The listing below must be repeated word for word, with its images excluded.

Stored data
------------------------------------------------------------------------

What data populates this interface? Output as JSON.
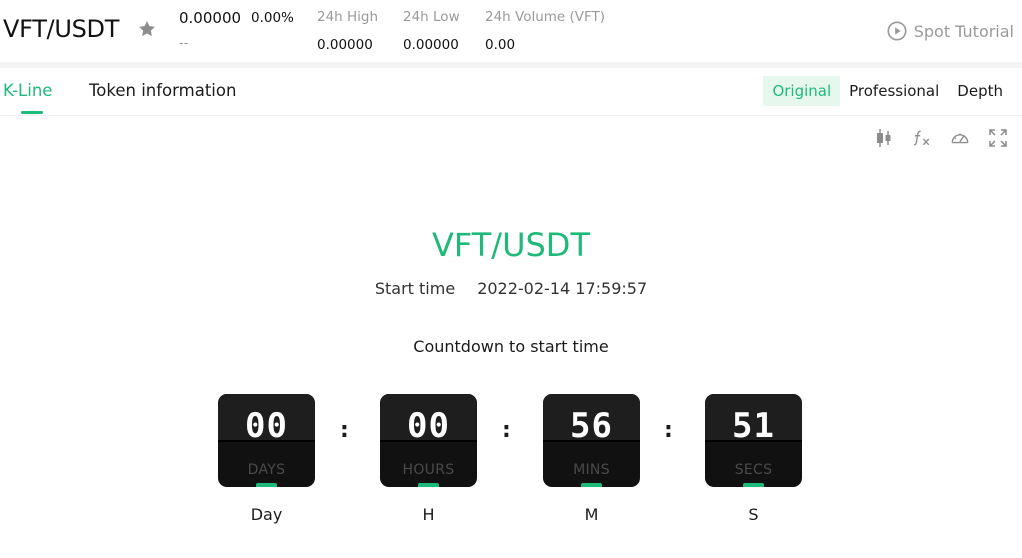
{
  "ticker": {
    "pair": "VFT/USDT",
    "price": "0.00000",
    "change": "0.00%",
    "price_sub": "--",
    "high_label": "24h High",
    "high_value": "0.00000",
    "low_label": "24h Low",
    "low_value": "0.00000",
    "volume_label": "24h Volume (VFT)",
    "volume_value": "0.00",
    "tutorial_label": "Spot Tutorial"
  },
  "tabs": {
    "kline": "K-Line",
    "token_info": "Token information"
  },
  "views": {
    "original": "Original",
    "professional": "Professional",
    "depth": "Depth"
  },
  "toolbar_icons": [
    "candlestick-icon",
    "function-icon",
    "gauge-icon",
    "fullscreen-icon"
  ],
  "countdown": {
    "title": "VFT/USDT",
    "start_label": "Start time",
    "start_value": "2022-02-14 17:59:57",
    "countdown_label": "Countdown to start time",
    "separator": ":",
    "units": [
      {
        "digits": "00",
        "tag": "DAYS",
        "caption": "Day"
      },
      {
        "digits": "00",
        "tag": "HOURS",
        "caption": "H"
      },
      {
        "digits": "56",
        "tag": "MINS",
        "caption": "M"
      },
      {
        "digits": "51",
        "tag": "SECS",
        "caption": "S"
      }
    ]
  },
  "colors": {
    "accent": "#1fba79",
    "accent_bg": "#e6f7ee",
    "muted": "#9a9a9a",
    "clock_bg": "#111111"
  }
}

------------------------------------------------------------------------

**Result for this task:**
What data populates this interface? Output as JSON.
{
  "ticker": {
    "pair": "VFT/USDT",
    "price": "0.00000",
    "change": "0.00%",
    "price_sub": "--",
    "high_label": "24h High",
    "high_value": "0.00000",
    "low_label": "24h Low",
    "low_value": "0.00000",
    "volume_label": "24h Volume (VFT)",
    "volume_value": "0.00",
    "tutorial_label": "Spot Tutorial"
  },
  "tabs": {
    "kline": "K-Line",
    "token_info": "Token information"
  },
  "views": {
    "original": "Original",
    "professional": "Professional",
    "depth": "Depth"
  },
  "toolbar_icons": [
    "candlestick-icon",
    "function-icon",
    "gauge-icon",
    "fullscreen-icon"
  ],
  "countdown": {
    "title": "VFT/USDT",
    "start_label": "Start time",
    "start_value": "2022-02-14 17:59:57",
    "countdown_label": "Countdown to start time",
    "separator": ":",
    "units": [
      {
        "digits": "00",
        "tag": "DAYS",
        "caption": "Day"
      },
      {
        "digits": "00",
        "tag": "HOURS",
        "caption": "H"
      },
      {
        "digits": "56",
        "tag": "MINS",
        "caption": "M"
      },
      {
        "digits": "51",
        "tag": "SECS",
        "caption": "S"
      }
    ]
  },
  "colors": {
    "accent": "#1fba79",
    "accent_bg": "#e6f7ee",
    "muted": "#9a9a9a",
    "clock_bg": "#111111"
  }
}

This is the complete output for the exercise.